### Task objective
Identify the lines that include the word "mins", then copy all of them.

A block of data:
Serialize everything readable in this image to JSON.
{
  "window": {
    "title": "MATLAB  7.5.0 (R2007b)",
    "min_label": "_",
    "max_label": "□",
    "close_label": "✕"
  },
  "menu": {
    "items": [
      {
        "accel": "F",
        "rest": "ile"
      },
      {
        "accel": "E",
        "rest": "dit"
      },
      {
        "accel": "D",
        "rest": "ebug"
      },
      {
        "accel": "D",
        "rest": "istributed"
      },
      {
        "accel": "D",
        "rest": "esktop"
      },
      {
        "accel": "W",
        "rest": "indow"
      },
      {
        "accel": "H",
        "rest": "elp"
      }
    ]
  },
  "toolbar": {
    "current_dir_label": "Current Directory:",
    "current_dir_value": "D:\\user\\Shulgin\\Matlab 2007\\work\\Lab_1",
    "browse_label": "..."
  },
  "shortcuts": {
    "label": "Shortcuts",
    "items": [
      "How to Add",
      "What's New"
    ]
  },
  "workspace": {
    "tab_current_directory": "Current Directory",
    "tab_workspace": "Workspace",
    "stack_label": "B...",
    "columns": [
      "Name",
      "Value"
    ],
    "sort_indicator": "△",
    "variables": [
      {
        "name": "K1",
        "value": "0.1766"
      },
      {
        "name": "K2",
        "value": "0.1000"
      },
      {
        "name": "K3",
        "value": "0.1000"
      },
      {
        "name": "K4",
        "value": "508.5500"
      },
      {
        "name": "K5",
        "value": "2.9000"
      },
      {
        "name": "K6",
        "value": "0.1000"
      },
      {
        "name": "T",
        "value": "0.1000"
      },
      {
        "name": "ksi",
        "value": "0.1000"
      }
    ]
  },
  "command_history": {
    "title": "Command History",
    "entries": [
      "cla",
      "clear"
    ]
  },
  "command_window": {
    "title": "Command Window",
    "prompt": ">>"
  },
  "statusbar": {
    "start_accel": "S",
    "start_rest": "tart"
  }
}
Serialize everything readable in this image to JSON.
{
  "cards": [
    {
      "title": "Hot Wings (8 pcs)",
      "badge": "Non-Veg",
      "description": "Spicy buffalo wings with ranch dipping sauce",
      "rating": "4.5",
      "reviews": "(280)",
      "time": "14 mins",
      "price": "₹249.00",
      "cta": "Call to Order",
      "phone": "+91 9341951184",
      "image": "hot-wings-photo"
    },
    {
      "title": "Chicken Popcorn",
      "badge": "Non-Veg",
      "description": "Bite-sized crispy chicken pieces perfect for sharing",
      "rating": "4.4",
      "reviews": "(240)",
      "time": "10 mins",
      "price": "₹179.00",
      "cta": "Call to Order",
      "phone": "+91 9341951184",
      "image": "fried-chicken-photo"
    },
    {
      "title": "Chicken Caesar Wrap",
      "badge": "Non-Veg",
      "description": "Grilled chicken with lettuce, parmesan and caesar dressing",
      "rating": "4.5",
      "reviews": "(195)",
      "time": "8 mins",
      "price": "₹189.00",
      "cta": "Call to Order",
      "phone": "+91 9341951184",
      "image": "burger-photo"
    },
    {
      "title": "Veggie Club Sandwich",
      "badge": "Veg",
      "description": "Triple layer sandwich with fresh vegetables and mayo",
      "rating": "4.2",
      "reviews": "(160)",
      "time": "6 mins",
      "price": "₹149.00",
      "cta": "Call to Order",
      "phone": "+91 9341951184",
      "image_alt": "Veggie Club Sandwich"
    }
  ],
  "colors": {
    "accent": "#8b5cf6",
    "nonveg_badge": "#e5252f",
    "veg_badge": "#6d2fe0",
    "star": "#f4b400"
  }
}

### The response
      "time": "14 mins",
      "time": "10 mins",
      "time": "8 mins",
      "time": "6 mins",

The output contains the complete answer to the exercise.